Element and region data:

^^^^^^^^^^^^^^^^

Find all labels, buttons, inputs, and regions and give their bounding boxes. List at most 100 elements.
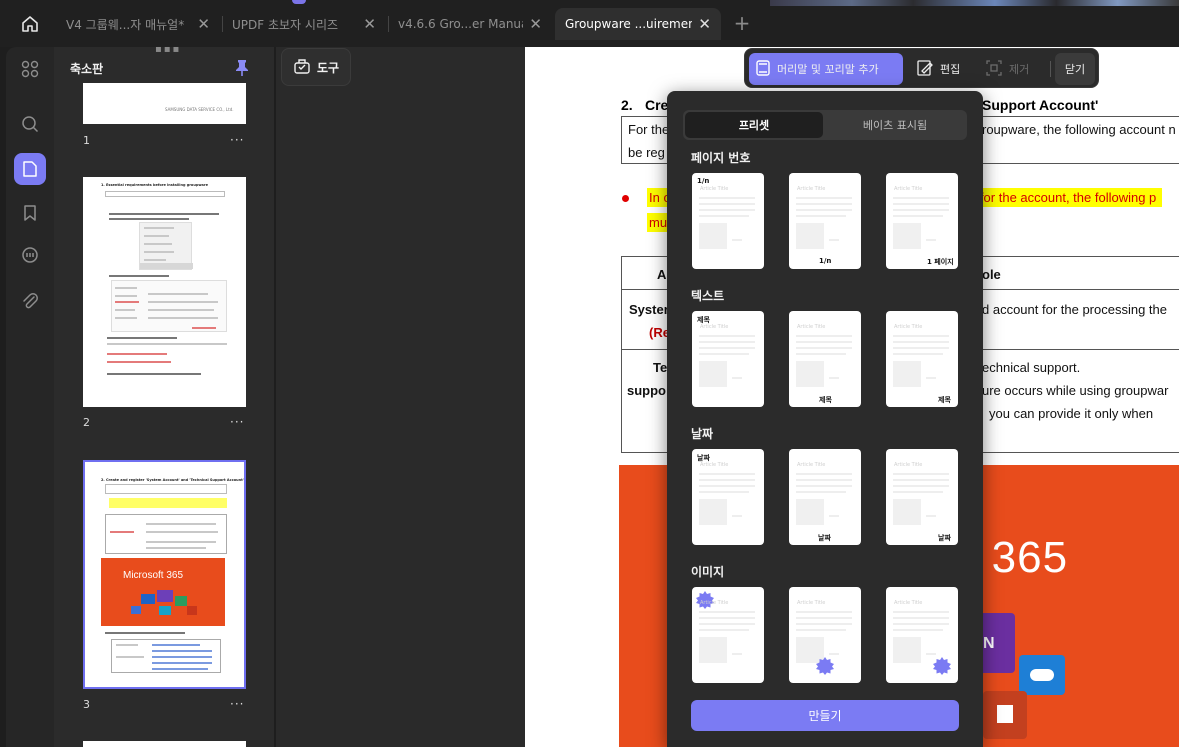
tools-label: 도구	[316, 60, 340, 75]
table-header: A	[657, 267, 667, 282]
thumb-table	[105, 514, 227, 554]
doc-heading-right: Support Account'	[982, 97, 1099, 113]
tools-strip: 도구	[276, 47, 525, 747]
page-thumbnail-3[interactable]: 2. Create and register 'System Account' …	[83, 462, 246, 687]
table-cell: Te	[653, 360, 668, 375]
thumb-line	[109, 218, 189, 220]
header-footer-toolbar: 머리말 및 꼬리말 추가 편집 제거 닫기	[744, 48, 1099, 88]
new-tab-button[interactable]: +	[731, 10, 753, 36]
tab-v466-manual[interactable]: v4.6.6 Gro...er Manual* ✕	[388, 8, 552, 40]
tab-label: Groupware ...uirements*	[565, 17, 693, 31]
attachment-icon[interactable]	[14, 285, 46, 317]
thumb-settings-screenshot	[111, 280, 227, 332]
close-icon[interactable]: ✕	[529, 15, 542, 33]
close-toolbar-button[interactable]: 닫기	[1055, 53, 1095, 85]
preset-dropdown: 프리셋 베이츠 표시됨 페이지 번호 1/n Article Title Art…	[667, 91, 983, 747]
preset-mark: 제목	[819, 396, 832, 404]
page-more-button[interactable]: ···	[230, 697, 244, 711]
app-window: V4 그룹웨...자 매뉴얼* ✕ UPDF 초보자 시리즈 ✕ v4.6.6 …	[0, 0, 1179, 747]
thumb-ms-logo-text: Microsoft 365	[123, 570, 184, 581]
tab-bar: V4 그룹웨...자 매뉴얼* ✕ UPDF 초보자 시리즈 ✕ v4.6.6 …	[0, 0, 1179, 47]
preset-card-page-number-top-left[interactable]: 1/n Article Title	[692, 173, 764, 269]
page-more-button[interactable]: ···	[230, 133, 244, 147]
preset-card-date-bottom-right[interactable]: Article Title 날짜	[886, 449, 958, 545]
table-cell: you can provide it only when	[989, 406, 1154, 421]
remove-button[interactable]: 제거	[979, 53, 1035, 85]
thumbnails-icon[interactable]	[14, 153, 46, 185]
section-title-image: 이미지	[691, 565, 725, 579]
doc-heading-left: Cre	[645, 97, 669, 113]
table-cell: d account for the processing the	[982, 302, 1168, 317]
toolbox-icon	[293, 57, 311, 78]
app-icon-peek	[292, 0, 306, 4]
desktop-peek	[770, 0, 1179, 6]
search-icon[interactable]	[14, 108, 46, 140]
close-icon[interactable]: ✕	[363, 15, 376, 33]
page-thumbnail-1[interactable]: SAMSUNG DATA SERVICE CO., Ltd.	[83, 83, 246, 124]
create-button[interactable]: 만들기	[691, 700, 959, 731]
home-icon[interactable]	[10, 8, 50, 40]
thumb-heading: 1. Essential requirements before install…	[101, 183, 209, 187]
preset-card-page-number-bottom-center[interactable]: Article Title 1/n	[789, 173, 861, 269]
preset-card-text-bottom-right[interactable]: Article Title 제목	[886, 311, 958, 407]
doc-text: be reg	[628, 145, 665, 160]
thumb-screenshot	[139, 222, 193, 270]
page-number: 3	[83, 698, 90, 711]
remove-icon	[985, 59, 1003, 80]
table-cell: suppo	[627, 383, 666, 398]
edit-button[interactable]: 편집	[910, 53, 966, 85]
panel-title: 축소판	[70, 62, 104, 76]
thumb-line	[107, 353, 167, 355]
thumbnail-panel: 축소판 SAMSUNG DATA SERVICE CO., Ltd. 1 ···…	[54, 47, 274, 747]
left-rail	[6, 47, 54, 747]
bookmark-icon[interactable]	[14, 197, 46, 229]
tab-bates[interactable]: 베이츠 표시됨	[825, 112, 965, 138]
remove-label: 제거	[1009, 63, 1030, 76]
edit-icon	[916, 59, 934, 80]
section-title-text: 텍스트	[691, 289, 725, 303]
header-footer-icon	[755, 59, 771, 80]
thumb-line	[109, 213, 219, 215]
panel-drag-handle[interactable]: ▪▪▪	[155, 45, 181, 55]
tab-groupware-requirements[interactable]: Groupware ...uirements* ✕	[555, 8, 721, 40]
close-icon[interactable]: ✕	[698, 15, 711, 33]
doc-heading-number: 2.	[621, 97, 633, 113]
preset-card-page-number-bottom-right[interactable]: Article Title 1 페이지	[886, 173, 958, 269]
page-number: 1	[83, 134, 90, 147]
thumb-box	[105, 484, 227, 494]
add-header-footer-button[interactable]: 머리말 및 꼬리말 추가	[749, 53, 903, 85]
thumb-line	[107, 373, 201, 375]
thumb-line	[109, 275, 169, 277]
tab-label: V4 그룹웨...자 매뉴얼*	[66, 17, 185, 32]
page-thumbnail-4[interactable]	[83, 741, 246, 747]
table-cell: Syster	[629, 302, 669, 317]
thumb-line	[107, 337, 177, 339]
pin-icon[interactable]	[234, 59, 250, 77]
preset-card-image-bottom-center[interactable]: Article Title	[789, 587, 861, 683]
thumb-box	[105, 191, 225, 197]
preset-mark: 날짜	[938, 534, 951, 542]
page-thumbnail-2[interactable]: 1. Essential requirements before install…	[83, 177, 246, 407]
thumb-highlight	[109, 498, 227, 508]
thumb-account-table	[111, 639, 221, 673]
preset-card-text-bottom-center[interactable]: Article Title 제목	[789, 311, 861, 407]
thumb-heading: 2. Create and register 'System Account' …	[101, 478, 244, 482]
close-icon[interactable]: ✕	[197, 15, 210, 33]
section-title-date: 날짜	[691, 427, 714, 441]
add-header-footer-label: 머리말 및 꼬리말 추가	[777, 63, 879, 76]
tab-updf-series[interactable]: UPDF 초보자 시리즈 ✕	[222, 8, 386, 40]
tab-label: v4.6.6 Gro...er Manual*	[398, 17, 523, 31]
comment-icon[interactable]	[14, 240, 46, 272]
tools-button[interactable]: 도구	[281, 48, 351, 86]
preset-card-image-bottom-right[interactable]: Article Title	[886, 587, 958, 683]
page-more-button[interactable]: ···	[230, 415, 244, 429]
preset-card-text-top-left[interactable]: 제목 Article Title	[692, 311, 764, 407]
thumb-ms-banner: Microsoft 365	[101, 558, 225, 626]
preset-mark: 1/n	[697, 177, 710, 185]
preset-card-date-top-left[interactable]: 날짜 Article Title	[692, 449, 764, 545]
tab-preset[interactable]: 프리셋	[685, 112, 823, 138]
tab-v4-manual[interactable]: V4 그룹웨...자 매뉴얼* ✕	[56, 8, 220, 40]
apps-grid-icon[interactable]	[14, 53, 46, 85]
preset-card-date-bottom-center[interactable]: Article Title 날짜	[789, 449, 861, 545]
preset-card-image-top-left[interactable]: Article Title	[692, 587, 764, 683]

^^^^^^^^^^^^^^^^

§ Work required
Rewrite the data above, substituting "page-options-button" for every occurrence of "page-more-button" and leaving everything else unchanged. Omit the pictures from your answer.

§ Exercise answer
Find all labels, buttons, inputs, and regions and give their bounding boxes. List at most 100 elements.
tools-label: 도구	[316, 60, 340, 75]
table-header: A	[657, 267, 667, 282]
thumb-table	[105, 514, 227, 554]
doc-heading-right: Support Account'	[982, 97, 1099, 113]
tools-strip: 도구	[276, 47, 525, 747]
page-thumbnail-3[interactable]: 2. Create and register 'System Account' …	[83, 462, 246, 687]
table-cell: Te	[653, 360, 668, 375]
thumb-line	[109, 218, 189, 220]
header-footer-toolbar: 머리말 및 꼬리말 추가 편집 제거 닫기	[744, 48, 1099, 88]
new-tab-button[interactable]: +	[731, 10, 753, 36]
tab-v466-manual[interactable]: v4.6.6 Gro...er Manual* ✕	[388, 8, 552, 40]
tab-label: Groupware ...uirements*	[565, 17, 693, 31]
attachment-icon[interactable]	[14, 285, 46, 317]
thumb-settings-screenshot	[111, 280, 227, 332]
close-icon[interactable]: ✕	[529, 15, 542, 33]
close-toolbar-button[interactable]: 닫기	[1055, 53, 1095, 85]
preset-dropdown: 프리셋 베이츠 표시됨 페이지 번호 1/n Article Title Art…	[667, 91, 983, 747]
preset-mark: 제목	[819, 396, 832, 404]
page-options-button[interactable]: ···	[230, 697, 244, 711]
app-window: V4 그룹웨...자 매뉴얼* ✕ UPDF 초보자 시리즈 ✕ v4.6.6 …	[0, 0, 1179, 747]
thumb-ms-logo-text: Microsoft 365	[123, 570, 184, 581]
tab-bar: V4 그룹웨...자 매뉴얼* ✕ UPDF 초보자 시리즈 ✕ v4.6.6 …	[0, 0, 1179, 47]
preset-card-page-number-top-left[interactable]: 1/n Article Title	[692, 173, 764, 269]
page-options-button[interactable]: ···	[230, 133, 244, 147]
preset-card-date-bottom-right[interactable]: Article Title 날짜	[886, 449, 958, 545]
table-cell: you can provide it only when	[989, 406, 1154, 421]
remove-button[interactable]: 제거	[979, 53, 1035, 85]
thumbnails-icon[interactable]	[14, 153, 46, 185]
section-title-image: 이미지	[691, 565, 725, 579]
doc-heading-left: Cre	[645, 97, 669, 113]
table-cell: d account for the processing the	[982, 302, 1168, 317]
toolbox-icon	[293, 57, 311, 78]
app-icon-peek	[292, 0, 306, 4]
desktop-peek	[770, 0, 1179, 6]
search-icon[interactable]	[14, 108, 46, 140]
close-icon[interactable]: ✕	[363, 15, 376, 33]
page-thumbnail-1[interactable]: SAMSUNG DATA SERVICE CO., Ltd.	[83, 83, 246, 124]
create-button[interactable]: 만들기	[691, 700, 959, 731]
home-icon[interactable]	[10, 8, 50, 40]
thumb-heading: 1. Essential requirements before install…	[101, 183, 209, 187]
preset-card-page-number-bottom-center[interactable]: Article Title 1/n	[789, 173, 861, 269]
preset-card-text-bottom-right[interactable]: Article Title 제목	[886, 311, 958, 407]
doc-text: be reg	[628, 145, 665, 160]
thumb-screenshot	[139, 222, 193, 270]
page-number: 3	[83, 698, 90, 711]
remove-icon	[985, 59, 1003, 80]
table-cell: suppo	[627, 383, 666, 398]
edit-button[interactable]: 편집	[910, 53, 966, 85]
panel-title: 축소판	[70, 62, 104, 76]
thumb-line	[107, 353, 167, 355]
thumbnail-panel: 축소판 SAMSUNG DATA SERVICE CO., Ltd. 1 ···…	[54, 47, 274, 747]
left-rail	[6, 47, 54, 747]
bookmark-icon[interactable]	[14, 197, 46, 229]
tab-bates[interactable]: 베이츠 표시됨	[825, 112, 965, 138]
remove-label: 제거	[1009, 63, 1030, 76]
edit-icon	[916, 59, 934, 80]
section-title-text: 텍스트	[691, 289, 725, 303]
header-footer-icon	[755, 59, 771, 80]
thumb-line	[109, 213, 219, 215]
panel-drag-handle[interactable]: ▪▪▪	[155, 45, 181, 55]
tab-groupware-requirements[interactable]: Groupware ...uirements* ✕	[555, 8, 721, 40]
close-icon[interactable]: ✕	[698, 15, 711, 33]
doc-heading-number: 2.	[621, 97, 633, 113]
preset-card-page-number-bottom-right[interactable]: Article Title 1 페이지	[886, 173, 958, 269]
page-number: 1	[83, 134, 90, 147]
thumb-box	[105, 484, 227, 494]
add-header-footer-button[interactable]: 머리말 및 꼬리말 추가	[749, 53, 903, 85]
thumb-line	[107, 373, 201, 375]
thumb-line	[109, 275, 169, 277]
tab-label: V4 그룹웨...자 매뉴얼*	[66, 17, 185, 32]
page-thumbnail-4[interactable]	[83, 741, 246, 747]
table-cell: Syster	[629, 302, 669, 317]
thumb-line	[107, 337, 177, 339]
pin-icon[interactable]	[234, 59, 250, 77]
preset-card-image-bottom-center[interactable]: Article Title	[789, 587, 861, 683]
thumb-box	[105, 191, 225, 197]
preset-mark: 날짜	[938, 534, 951, 542]
page-thumbnail-2[interactable]: 1. Essential requirements before install…	[83, 177, 246, 407]
thumb-highlight	[109, 498, 227, 508]
thumb-account-table	[111, 639, 221, 673]
preset-card-text-bottom-center[interactable]: Article Title 제목	[789, 311, 861, 407]
thumb-heading: 2. Create and register 'System Account' …	[101, 478, 244, 482]
close-icon[interactable]: ✕	[197, 15, 210, 33]
section-title-date: 날짜	[691, 427, 714, 441]
add-header-footer-label: 머리말 및 꼬리말 추가	[777, 63, 879, 76]
tab-updf-series[interactable]: UPDF 초보자 시리즈 ✕	[222, 8, 386, 40]
tab-label: v4.6.6 Gro...er Manual*	[398, 17, 523, 31]
comment-icon[interactable]	[14, 240, 46, 272]
tools-button[interactable]: 도구	[281, 48, 351, 86]
preset-card-image-bottom-right[interactable]: Article Title	[886, 587, 958, 683]
page-options-button[interactable]: ···	[230, 415, 244, 429]
preset-card-text-top-left[interactable]: 제목 Article Title	[692, 311, 764, 407]
thumb-ms-banner: Microsoft 365	[101, 558, 225, 626]
preset-mark: 1/n	[697, 177, 710, 185]
preset-card-date-top-left[interactable]: 날짜 Article Title	[692, 449, 764, 545]
tab-preset[interactable]: 프리셋	[685, 112, 823, 138]
tab-v4-manual[interactable]: V4 그룹웨...자 매뉴얼* ✕	[56, 8, 220, 40]
apps-grid-icon[interactable]	[14, 53, 46, 85]
preset-card-date-bottom-center[interactable]: Article Title 날짜	[789, 449, 861, 545]
preset-card-image-top-left[interactable]: Article Title	[692, 587, 764, 683]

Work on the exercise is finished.